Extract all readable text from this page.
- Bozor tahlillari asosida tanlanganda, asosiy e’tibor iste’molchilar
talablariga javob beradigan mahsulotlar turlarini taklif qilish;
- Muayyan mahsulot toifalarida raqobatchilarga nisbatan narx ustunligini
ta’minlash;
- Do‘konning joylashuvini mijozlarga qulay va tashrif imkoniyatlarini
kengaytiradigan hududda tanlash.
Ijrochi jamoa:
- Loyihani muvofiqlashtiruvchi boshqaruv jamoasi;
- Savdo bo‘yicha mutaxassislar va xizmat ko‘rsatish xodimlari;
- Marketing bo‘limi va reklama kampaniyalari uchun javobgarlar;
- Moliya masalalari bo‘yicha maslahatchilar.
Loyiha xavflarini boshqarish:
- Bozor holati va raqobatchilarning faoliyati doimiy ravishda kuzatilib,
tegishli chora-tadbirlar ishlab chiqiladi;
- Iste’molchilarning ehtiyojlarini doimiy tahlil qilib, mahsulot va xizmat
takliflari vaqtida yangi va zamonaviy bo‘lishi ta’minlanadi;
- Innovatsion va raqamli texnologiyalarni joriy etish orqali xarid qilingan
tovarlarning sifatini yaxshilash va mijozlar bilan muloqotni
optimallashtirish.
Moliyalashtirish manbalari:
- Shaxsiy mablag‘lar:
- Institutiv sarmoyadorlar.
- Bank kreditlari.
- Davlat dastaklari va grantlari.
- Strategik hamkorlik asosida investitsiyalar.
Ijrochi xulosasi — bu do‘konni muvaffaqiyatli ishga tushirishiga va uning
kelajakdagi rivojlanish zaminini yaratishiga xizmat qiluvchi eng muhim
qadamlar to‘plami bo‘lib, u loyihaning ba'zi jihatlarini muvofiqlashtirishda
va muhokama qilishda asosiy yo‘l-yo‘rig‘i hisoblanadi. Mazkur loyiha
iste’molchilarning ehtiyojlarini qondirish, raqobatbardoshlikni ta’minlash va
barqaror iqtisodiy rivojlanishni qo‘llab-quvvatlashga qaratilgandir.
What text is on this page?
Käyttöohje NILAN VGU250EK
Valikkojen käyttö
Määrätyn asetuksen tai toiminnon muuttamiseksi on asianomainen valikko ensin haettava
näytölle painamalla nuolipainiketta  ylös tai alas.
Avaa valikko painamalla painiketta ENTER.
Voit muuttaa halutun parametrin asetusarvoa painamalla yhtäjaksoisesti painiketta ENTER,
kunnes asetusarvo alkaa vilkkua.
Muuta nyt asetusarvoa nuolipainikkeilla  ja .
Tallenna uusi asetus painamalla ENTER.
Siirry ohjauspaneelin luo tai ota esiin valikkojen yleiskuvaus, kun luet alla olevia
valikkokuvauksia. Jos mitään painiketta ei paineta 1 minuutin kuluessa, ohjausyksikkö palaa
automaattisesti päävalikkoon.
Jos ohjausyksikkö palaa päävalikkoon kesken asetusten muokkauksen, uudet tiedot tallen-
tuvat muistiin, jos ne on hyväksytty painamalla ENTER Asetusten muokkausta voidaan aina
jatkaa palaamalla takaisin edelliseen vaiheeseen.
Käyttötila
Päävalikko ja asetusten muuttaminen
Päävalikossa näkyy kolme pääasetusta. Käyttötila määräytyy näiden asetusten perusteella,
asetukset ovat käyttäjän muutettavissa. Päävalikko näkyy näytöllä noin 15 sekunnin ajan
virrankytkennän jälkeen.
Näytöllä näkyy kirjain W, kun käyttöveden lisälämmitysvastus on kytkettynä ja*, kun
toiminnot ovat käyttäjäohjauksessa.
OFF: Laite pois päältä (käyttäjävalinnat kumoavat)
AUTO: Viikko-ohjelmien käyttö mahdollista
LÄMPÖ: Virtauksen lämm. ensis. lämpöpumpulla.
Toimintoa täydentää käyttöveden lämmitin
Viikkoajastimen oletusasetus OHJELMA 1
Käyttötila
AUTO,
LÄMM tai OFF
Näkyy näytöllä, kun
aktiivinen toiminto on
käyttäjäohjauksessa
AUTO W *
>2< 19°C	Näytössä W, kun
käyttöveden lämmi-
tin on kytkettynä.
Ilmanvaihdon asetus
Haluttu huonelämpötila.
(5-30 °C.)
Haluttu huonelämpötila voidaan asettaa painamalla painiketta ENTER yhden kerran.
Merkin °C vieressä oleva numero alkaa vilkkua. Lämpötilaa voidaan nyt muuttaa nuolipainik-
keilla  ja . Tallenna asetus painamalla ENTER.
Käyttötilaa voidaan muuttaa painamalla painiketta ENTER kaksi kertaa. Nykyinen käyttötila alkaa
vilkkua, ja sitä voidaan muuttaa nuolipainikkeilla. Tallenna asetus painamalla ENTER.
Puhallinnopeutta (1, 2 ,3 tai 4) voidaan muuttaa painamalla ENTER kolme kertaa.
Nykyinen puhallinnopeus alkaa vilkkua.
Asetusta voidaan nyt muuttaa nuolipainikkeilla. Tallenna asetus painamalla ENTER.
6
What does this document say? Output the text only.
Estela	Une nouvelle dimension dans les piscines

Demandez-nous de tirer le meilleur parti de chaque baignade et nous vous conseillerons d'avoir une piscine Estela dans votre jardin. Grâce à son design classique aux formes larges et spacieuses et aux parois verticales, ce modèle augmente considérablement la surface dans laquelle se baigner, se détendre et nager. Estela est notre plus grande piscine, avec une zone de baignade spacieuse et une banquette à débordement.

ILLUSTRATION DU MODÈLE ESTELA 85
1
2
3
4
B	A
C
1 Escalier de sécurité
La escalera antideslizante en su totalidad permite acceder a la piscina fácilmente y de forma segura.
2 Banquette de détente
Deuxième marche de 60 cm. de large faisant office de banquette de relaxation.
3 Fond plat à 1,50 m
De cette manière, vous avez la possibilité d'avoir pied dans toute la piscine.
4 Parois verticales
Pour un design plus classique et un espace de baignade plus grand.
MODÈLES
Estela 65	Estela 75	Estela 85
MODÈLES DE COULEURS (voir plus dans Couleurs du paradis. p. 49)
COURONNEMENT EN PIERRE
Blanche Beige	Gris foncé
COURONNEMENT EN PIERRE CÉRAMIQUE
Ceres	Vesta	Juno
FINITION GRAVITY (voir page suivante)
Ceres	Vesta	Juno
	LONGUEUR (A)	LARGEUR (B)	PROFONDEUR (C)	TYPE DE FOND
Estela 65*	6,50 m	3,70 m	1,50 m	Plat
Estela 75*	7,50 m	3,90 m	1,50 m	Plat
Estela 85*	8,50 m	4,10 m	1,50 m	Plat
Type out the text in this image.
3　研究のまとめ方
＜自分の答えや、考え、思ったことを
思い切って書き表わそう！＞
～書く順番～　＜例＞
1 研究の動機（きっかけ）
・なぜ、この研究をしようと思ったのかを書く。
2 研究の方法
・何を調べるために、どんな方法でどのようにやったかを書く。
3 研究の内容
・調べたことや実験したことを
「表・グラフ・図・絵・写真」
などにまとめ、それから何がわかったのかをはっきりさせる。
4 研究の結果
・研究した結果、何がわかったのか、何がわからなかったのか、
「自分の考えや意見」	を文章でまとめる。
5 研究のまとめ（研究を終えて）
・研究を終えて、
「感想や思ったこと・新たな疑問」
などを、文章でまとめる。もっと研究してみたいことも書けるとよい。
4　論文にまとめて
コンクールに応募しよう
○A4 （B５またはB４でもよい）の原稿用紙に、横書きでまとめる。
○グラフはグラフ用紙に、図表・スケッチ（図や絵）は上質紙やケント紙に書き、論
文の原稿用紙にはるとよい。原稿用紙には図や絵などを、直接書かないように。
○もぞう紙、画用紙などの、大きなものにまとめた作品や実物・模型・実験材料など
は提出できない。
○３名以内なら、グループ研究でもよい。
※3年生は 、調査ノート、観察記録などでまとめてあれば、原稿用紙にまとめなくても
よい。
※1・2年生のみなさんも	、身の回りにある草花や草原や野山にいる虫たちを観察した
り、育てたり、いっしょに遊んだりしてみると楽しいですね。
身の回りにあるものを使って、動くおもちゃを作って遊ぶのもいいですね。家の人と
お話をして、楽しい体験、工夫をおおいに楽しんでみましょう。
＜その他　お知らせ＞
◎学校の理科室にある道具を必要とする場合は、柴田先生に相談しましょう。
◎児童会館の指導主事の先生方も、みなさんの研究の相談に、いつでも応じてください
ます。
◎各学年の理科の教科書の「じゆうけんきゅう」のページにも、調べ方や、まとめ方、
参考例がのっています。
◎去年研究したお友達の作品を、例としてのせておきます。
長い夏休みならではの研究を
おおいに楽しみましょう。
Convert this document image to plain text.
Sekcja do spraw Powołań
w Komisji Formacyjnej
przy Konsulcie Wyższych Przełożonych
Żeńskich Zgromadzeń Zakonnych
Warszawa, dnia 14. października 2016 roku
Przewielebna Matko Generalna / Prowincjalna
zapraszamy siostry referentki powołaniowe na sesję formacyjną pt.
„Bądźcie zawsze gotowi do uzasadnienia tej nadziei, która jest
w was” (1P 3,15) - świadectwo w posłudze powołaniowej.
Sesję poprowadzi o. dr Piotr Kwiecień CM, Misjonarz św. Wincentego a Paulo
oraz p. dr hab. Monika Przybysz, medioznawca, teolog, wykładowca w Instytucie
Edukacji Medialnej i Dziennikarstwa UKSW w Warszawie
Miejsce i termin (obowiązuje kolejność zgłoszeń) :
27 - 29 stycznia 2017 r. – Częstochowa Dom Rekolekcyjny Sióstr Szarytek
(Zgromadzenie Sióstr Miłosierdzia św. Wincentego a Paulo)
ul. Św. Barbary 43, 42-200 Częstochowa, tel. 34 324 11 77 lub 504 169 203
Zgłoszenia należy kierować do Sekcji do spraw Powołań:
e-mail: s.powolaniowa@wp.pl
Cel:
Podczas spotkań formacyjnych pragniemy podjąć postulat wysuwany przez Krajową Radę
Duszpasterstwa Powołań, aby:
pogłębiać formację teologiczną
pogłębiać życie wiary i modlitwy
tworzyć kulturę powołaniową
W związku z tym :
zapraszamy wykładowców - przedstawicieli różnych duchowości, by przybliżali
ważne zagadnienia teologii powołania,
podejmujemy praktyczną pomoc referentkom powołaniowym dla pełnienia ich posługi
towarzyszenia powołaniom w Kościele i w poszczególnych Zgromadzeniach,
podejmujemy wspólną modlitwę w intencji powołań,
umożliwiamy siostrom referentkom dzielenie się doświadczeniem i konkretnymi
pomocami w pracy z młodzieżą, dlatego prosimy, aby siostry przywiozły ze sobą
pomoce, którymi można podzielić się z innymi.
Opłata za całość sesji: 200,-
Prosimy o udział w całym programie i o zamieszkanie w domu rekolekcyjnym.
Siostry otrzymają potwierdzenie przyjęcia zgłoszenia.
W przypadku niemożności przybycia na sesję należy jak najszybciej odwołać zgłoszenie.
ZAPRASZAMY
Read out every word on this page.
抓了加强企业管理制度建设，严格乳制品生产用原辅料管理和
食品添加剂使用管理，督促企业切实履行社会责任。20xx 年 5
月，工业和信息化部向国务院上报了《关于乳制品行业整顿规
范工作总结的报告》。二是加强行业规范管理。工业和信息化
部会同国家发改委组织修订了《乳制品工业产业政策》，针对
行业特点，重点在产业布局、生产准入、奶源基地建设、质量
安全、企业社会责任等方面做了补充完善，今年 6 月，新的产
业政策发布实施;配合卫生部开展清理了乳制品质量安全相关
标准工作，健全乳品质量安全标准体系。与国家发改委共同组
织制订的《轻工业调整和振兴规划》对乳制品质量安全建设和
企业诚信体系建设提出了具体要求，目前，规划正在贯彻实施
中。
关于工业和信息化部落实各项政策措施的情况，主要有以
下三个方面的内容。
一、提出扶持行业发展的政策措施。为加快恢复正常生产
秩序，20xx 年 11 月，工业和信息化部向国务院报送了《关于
- - - -
Select, from the listing, all lines that include the word "Sióstr".

27 - 29 stycznia 2017 r. – Częstochowa Dom Rekolekcyjny Sióstr Szarytek
(Zgromadzenie Sióstr Miłosierdzia św. Wincentego a Paulo)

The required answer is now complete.